▸ Your goal:
Count every line of the listing where the string "Slope" occurs, and reply with the count alone.

>> BEGIN Entries

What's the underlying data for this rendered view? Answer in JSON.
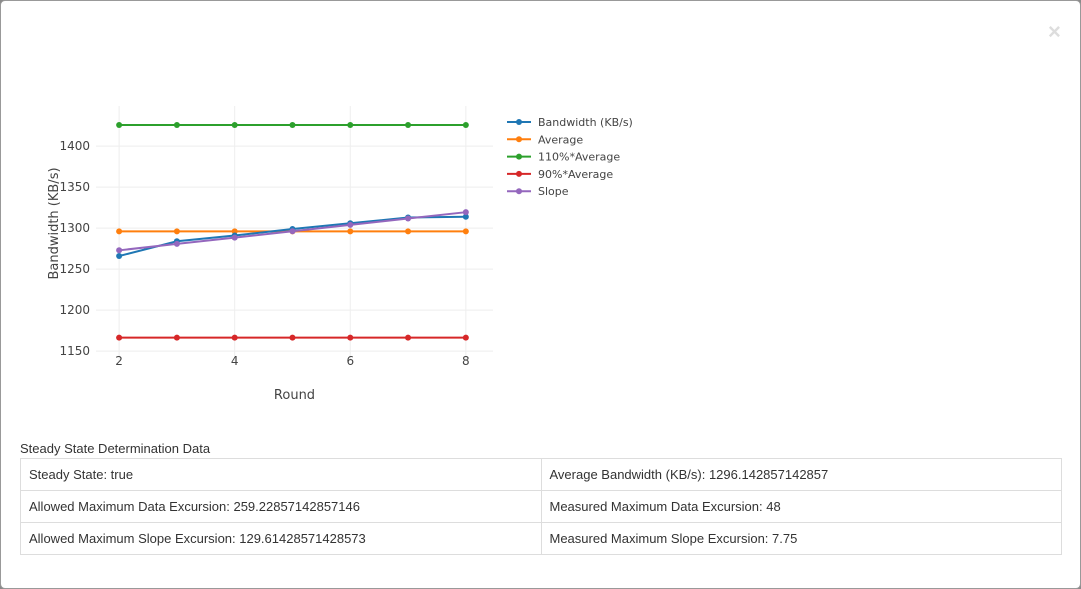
{
  "chart_data": {
    "type": "line",
    "xlabel": "Round",
    "ylabel": "Bandwidth (KB/s)",
    "x": [
      2,
      3,
      4,
      5,
      6,
      7,
      8
    ],
    "xticks": [
      2,
      4,
      6,
      8
    ],
    "yticks": [
      1150,
      1200,
      1250,
      1300,
      1350,
      1400
    ],
    "xlim": [
      1.6,
      8.47
    ],
    "ylim": [
      1138,
      1449
    ],
    "grid": true,
    "legend": "right",
    "series": [
      {
        "name": "Bandwidth (KB/s)",
        "color": "#1f77b4",
        "values": [
          1266,
          1284,
          1291,
          1299,
          1306,
          1313,
          1314
        ]
      },
      {
        "name": "Average",
        "color": "#ff7f0e",
        "values": [
          1296.14,
          1296.14,
          1296.14,
          1296.14,
          1296.14,
          1296.14,
          1296.14
        ]
      },
      {
        "name": "110%*Average",
        "color": "#2ca02c",
        "values": [
          1425.76,
          1425.76,
          1425.76,
          1425.76,
          1425.76,
          1425.76,
          1425.76
        ]
      },
      {
        "name": "90%*Average",
        "color": "#d62728",
        "values": [
          1166.53,
          1166.53,
          1166.53,
          1166.53,
          1166.53,
          1166.53,
          1166.53
        ]
      },
      {
        "name": "Slope",
        "color": "#9467bd",
        "values": [
          1273,
          1280.8,
          1288.5,
          1296.3,
          1304,
          1311.8,
          1319.5
        ]
      }
    ]
  },
  "close_icon": "×",
  "section_title": "Steady State Determination Data",
  "rows": [
    [
      "Steady State: true",
      "Average Bandwidth (KB/s): 1296.142857142857"
    ],
    [
      "Allowed Maximum Data Excursion: 259.22857142857146",
      "Measured Maximum Data Excursion: 48"
    ],
    [
      "Allowed Maximum Slope Excursion: 129.61428571428573",
      "Measured Maximum Slope Excursion: 7.75"
    ]
  ]
}
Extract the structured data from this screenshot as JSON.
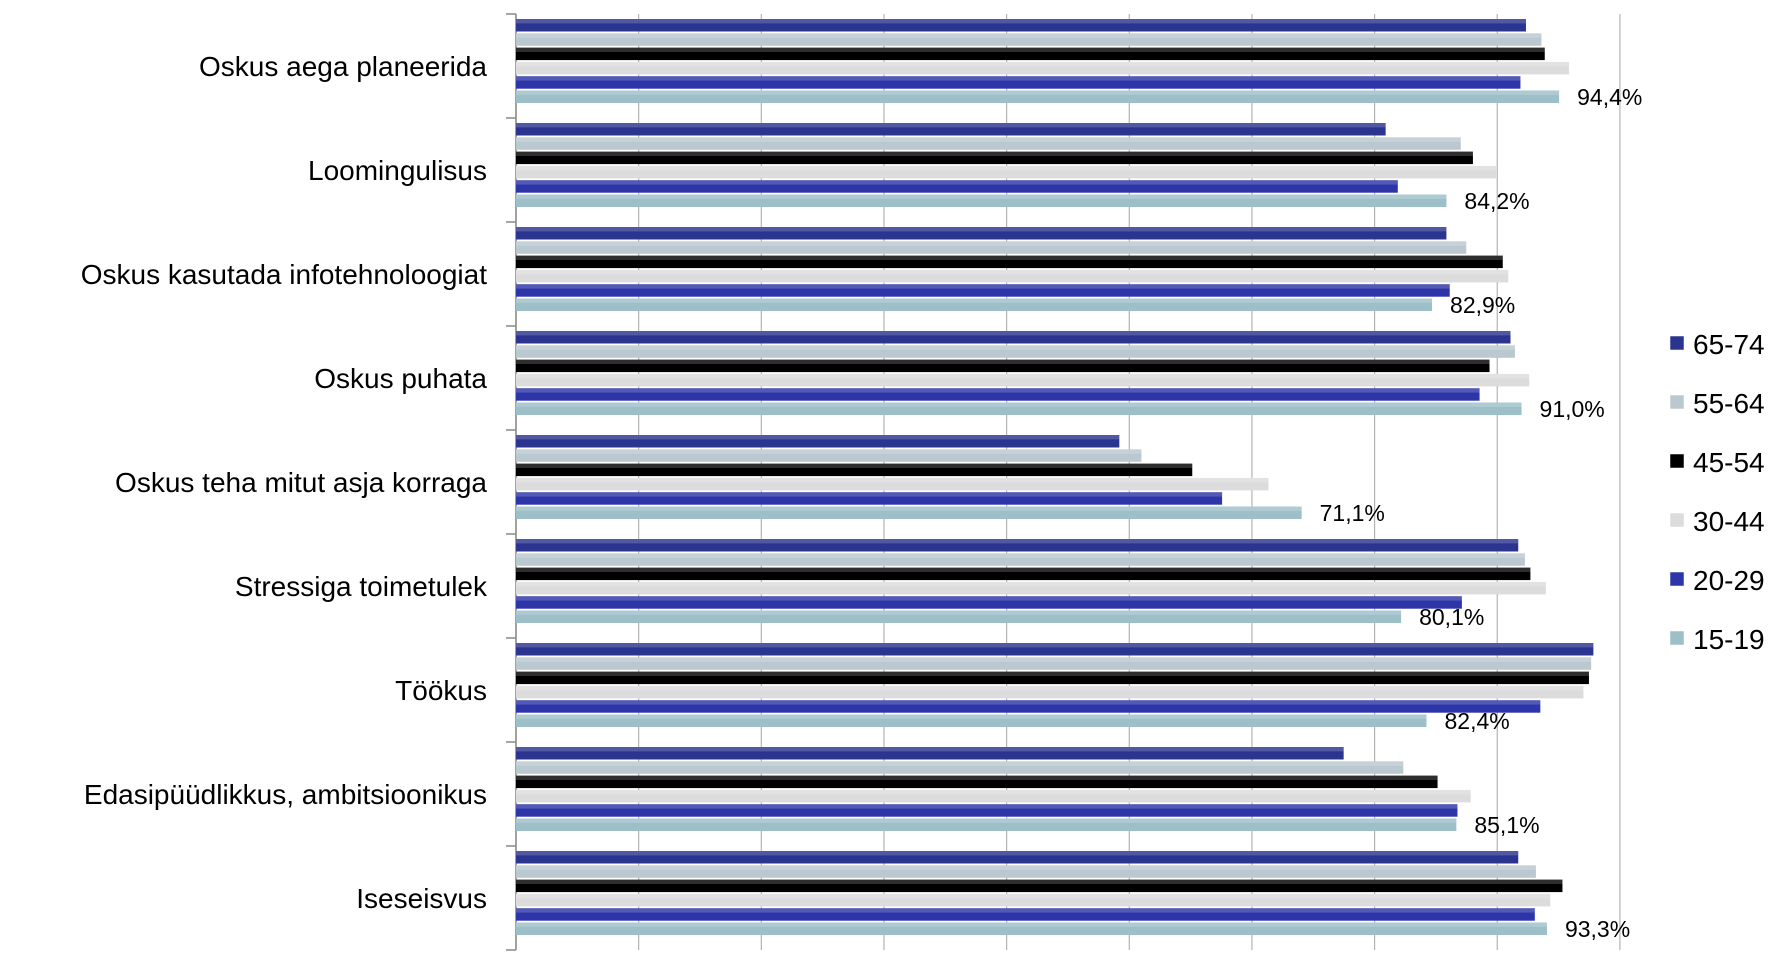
{
  "chart_data": {
    "type": "bar",
    "orientation": "horizontal",
    "categories": [
      "Oskus aega planeerida",
      "Loomingulisus",
      "Oskus kasutada infotehnoloogiat",
      "Oskus puhata",
      "Oskus teha mitut asja korraga",
      "Stressiga toimetulek",
      "Töökus",
      "Edasipüüdlikkus, ambitsioonikus",
      "Iseseisvus"
    ],
    "series": [
      {
        "name": "65-74",
        "color": "#2b3590",
        "values": [
          91.4,
          78.7,
          84.2,
          90.0,
          54.6,
          90.7,
          97.5,
          74.9,
          90.7
        ]
      },
      {
        "name": "55-64",
        "color": "#bac9cf",
        "values": [
          92.8,
          85.5,
          86.0,
          90.4,
          56.6,
          91.3,
          97.3,
          80.3,
          92.3
        ]
      },
      {
        "name": "45-54",
        "color": "#000000",
        "values": [
          93.1,
          86.6,
          89.3,
          88.1,
          61.2,
          91.8,
          97.1,
          83.4,
          94.7
        ]
      },
      {
        "name": "30-44",
        "color": "#dcdcdc",
        "values": [
          95.3,
          88.7,
          89.8,
          91.7,
          68.1,
          93.2,
          96.6,
          86.4,
          93.6
        ]
      },
      {
        "name": "20-29",
        "color": "#2e35a8",
        "values": [
          90.9,
          79.8,
          84.5,
          87.2,
          63.9,
          85.6,
          92.7,
          85.2,
          92.2
        ]
      },
      {
        "name": "15-19",
        "color": "#9dbfc8",
        "values": [
          94.4,
          84.2,
          82.9,
          91.0,
          71.1,
          80.1,
          82.4,
          85.1,
          93.3
        ]
      }
    ],
    "data_labels": [
      "94,4%",
      "84,2%",
      "82,9%",
      "91,0%",
      "71,1%",
      "80,1%",
      "82,4%",
      "85,1%",
      "93,3%"
    ],
    "xlim": [
      0,
      100
    ],
    "grid": true,
    "legend": "right"
  }
}
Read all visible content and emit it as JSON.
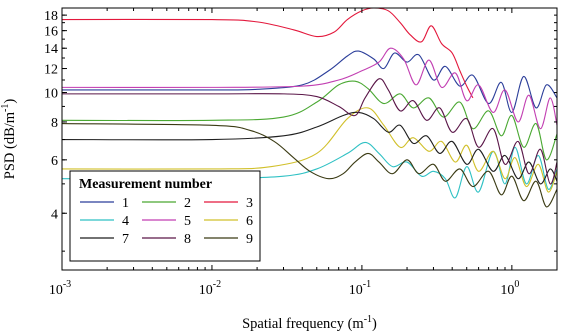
{
  "chart_data": {
    "type": "line",
    "title": "",
    "xlabel": "Spatial frequency (m",
    "xlabel_sup": "-1",
    "xlabel_tail": ")",
    "ylabel": "PSD (dB/m",
    "ylabel_sup": "-1",
    "ylabel_tail": ")",
    "xscale": "log",
    "yscale": "log",
    "xlim": [
      0.001,
      2
    ],
    "ylim": [
      2.6,
      19
    ],
    "grid": false,
    "x_ticks": [
      {
        "value": 0.001,
        "base": "10",
        "exp": "-3"
      },
      {
        "value": 0.01,
        "base": "10",
        "exp": "-2"
      },
      {
        "value": 0.1,
        "base": "10",
        "exp": "-1"
      },
      {
        "value": 1,
        "base": "10",
        "exp": "0"
      }
    ],
    "y_ticks": [
      {
        "value": 4,
        "label": "4"
      },
      {
        "value": 6,
        "label": "6"
      },
      {
        "value": 8,
        "label": "8"
      },
      {
        "value": 10,
        "label": "10"
      },
      {
        "value": 12,
        "label": "12"
      },
      {
        "value": 14,
        "label": "14"
      },
      {
        "value": 16,
        "label": "16"
      },
      {
        "value": 18,
        "label": "18"
      }
    ],
    "legend": {
      "title": "Measurement number",
      "placement": "bottom-left",
      "columns": 3
    },
    "series": [
      {
        "name": "1",
        "color": "#2b3e9a",
        "points": [
          [
            0.001,
            10.2
          ],
          [
            0.01,
            10.2
          ],
          [
            0.02,
            10.25
          ],
          [
            0.04,
            10.6
          ],
          [
            0.06,
            11.8
          ],
          [
            0.08,
            13.2
          ],
          [
            0.095,
            13.7
          ],
          [
            0.12,
            12.9
          ],
          [
            0.14,
            12.0
          ],
          [
            0.165,
            13.5
          ],
          [
            0.2,
            12.6
          ],
          [
            0.24,
            13.3
          ],
          [
            0.3,
            11.0
          ],
          [
            0.36,
            12.2
          ],
          [
            0.45,
            10.5
          ],
          [
            0.55,
            11.4
          ],
          [
            0.7,
            9.2
          ],
          [
            0.85,
            10.8
          ],
          [
            1.0,
            8.6
          ],
          [
            1.2,
            11.3
          ],
          [
            1.45,
            8.9
          ],
          [
            1.7,
            10.6
          ],
          [
            2.0,
            9.6
          ]
        ]
      },
      {
        "name": "2",
        "color": "#4aa832",
        "points": [
          [
            0.001,
            8.1
          ],
          [
            0.01,
            8.1
          ],
          [
            0.03,
            8.3
          ],
          [
            0.05,
            9.3
          ],
          [
            0.07,
            10.6
          ],
          [
            0.09,
            10.9
          ],
          [
            0.11,
            10.3
          ],
          [
            0.14,
            9.2
          ],
          [
            0.18,
            9.9
          ],
          [
            0.22,
            8.9
          ],
          [
            0.28,
            9.6
          ],
          [
            0.35,
            8.3
          ],
          [
            0.45,
            9.3
          ],
          [
            0.55,
            7.6
          ],
          [
            0.7,
            8.7
          ],
          [
            0.85,
            7.2
          ],
          [
            1.0,
            8.4
          ],
          [
            1.2,
            6.6
          ],
          [
            1.45,
            7.9
          ],
          [
            1.7,
            6.0
          ],
          [
            2.0,
            7.3
          ]
        ]
      },
      {
        "name": "3",
        "color": "#e3183c",
        "points": [
          [
            0.001,
            17.4
          ],
          [
            0.01,
            17.4
          ],
          [
            0.02,
            17.1
          ],
          [
            0.035,
            16.1
          ],
          [
            0.05,
            15.3
          ],
          [
            0.065,
            15.8
          ],
          [
            0.08,
            17.4
          ],
          [
            0.1,
            18.6
          ],
          [
            0.12,
            19.0
          ],
          [
            0.15,
            18.6
          ],
          [
            0.18,
            17.0
          ],
          [
            0.21,
            15.5
          ],
          [
            0.25,
            14.7
          ],
          [
            0.29,
            16.6
          ],
          [
            0.34,
            14.5
          ],
          [
            0.4,
            13.5
          ],
          [
            0.45,
            11.8
          ],
          [
            0.5,
            10.5
          ],
          [
            0.55,
            9.6
          ]
        ]
      },
      {
        "name": "4",
        "color": "#2fc1c4",
        "points": [
          [
            0.001,
            5.2
          ],
          [
            0.01,
            5.2
          ],
          [
            0.03,
            5.3
          ],
          [
            0.05,
            5.6
          ],
          [
            0.08,
            6.3
          ],
          [
            0.105,
            6.85
          ],
          [
            0.13,
            6.3
          ],
          [
            0.16,
            5.7
          ],
          [
            0.2,
            5.9
          ],
          [
            0.25,
            5.3
          ],
          [
            0.3,
            5.5
          ],
          [
            0.36,
            5.2
          ],
          [
            0.42,
            4.5
          ],
          [
            0.5,
            5.7
          ],
          [
            0.6,
            4.7
          ],
          [
            0.75,
            6.4
          ],
          [
            0.9,
            5.0
          ],
          [
            1.05,
            6.6
          ],
          [
            1.25,
            5.0
          ],
          [
            1.5,
            6.2
          ],
          [
            1.75,
            4.8
          ],
          [
            2.0,
            5.6
          ]
        ]
      },
      {
        "name": "5",
        "color": "#c23fb2",
        "points": [
          [
            0.001,
            10.4
          ],
          [
            0.01,
            10.4
          ],
          [
            0.04,
            10.5
          ],
          [
            0.07,
            11.0
          ],
          [
            0.1,
            11.8
          ],
          [
            0.13,
            12.6
          ],
          [
            0.155,
            14.0
          ],
          [
            0.19,
            12.9
          ],
          [
            0.23,
            10.6
          ],
          [
            0.28,
            12.8
          ],
          [
            0.34,
            10.4
          ],
          [
            0.42,
            11.6
          ],
          [
            0.5,
            9.4
          ],
          [
            0.6,
            10.6
          ],
          [
            0.75,
            8.6
          ],
          [
            0.9,
            10.2
          ],
          [
            1.1,
            8.0
          ],
          [
            1.3,
            9.8
          ],
          [
            1.55,
            7.6
          ],
          [
            1.8,
            9.6
          ],
          [
            2.0,
            7.8
          ]
        ]
      },
      {
        "name": "6",
        "color": "#d1c02b",
        "points": [
          [
            0.001,
            5.6
          ],
          [
            0.01,
            5.6
          ],
          [
            0.025,
            5.7
          ],
          [
            0.05,
            6.3
          ],
          [
            0.08,
            8.2
          ],
          [
            0.11,
            8.9
          ],
          [
            0.14,
            7.8
          ],
          [
            0.18,
            6.6
          ],
          [
            0.22,
            7.1
          ],
          [
            0.28,
            6.4
          ],
          [
            0.34,
            6.9
          ],
          [
            0.42,
            5.9
          ],
          [
            0.5,
            6.7
          ],
          [
            0.6,
            5.5
          ],
          [
            0.75,
            6.4
          ],
          [
            0.9,
            5.2
          ],
          [
            1.05,
            6.1
          ],
          [
            1.25,
            4.9
          ],
          [
            1.5,
            5.8
          ],
          [
            1.75,
            4.7
          ],
          [
            2.0,
            5.5
          ]
        ]
      },
      {
        "name": "7",
        "color": "#1f1f1f",
        "points": [
          [
            0.001,
            7.0
          ],
          [
            0.01,
            7.0
          ],
          [
            0.03,
            7.2
          ],
          [
            0.05,
            7.7
          ],
          [
            0.075,
            8.4
          ],
          [
            0.095,
            8.6
          ],
          [
            0.12,
            8.2
          ],
          [
            0.15,
            7.4
          ],
          [
            0.18,
            7.8
          ],
          [
            0.22,
            6.8
          ],
          [
            0.27,
            7.2
          ],
          [
            0.33,
            6.3
          ],
          [
            0.4,
            6.9
          ],
          [
            0.5,
            5.8
          ],
          [
            0.6,
            6.5
          ],
          [
            0.75,
            5.5
          ],
          [
            0.9,
            6.2
          ],
          [
            1.1,
            5.2
          ],
          [
            1.3,
            5.9
          ],
          [
            1.55,
            5.0
          ],
          [
            1.8,
            5.6
          ],
          [
            2.0,
            5.1
          ]
        ]
      },
      {
        "name": "8",
        "color": "#5a1648",
        "points": [
          [
            0.001,
            9.9
          ],
          [
            0.01,
            9.9
          ],
          [
            0.03,
            9.9
          ],
          [
            0.05,
            9.7
          ],
          [
            0.07,
            9.0
          ],
          [
            0.09,
            8.4
          ],
          [
            0.105,
            9.6
          ],
          [
            0.13,
            11.1
          ],
          [
            0.15,
            10.2
          ],
          [
            0.18,
            8.7
          ],
          [
            0.22,
            9.4
          ],
          [
            0.27,
            8.1
          ],
          [
            0.33,
            8.9
          ],
          [
            0.4,
            7.4
          ],
          [
            0.5,
            8.2
          ],
          [
            0.6,
            6.6
          ],
          [
            0.75,
            7.6
          ],
          [
            0.9,
            5.8
          ],
          [
            1.1,
            6.9
          ],
          [
            1.3,
            5.4
          ],
          [
            1.55,
            6.5
          ],
          [
            1.8,
            5.0
          ],
          [
            2.0,
            5.9
          ]
        ]
      },
      {
        "name": "9",
        "color": "#3b3b14",
        "points": [
          [
            0.001,
            7.9
          ],
          [
            0.01,
            7.8
          ],
          [
            0.018,
            7.5
          ],
          [
            0.026,
            6.9
          ],
          [
            0.035,
            6.1
          ],
          [
            0.045,
            5.5
          ],
          [
            0.06,
            5.2
          ],
          [
            0.075,
            5.4
          ],
          [
            0.09,
            5.9
          ],
          [
            0.11,
            6.3
          ],
          [
            0.13,
            5.9
          ],
          [
            0.16,
            5.4
          ],
          [
            0.2,
            6.0
          ],
          [
            0.24,
            5.4
          ],
          [
            0.3,
            5.8
          ],
          [
            0.36,
            5.1
          ],
          [
            0.45,
            5.6
          ],
          [
            0.55,
            4.9
          ],
          [
            0.7,
            5.5
          ],
          [
            0.85,
            4.6
          ],
          [
            1.0,
            5.3
          ],
          [
            1.2,
            4.4
          ],
          [
            1.45,
            5.1
          ],
          [
            1.7,
            4.2
          ],
          [
            2.0,
            4.8
          ]
        ]
      }
    ]
  }
}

>> END Entries

▸ Solution to the exercise:
3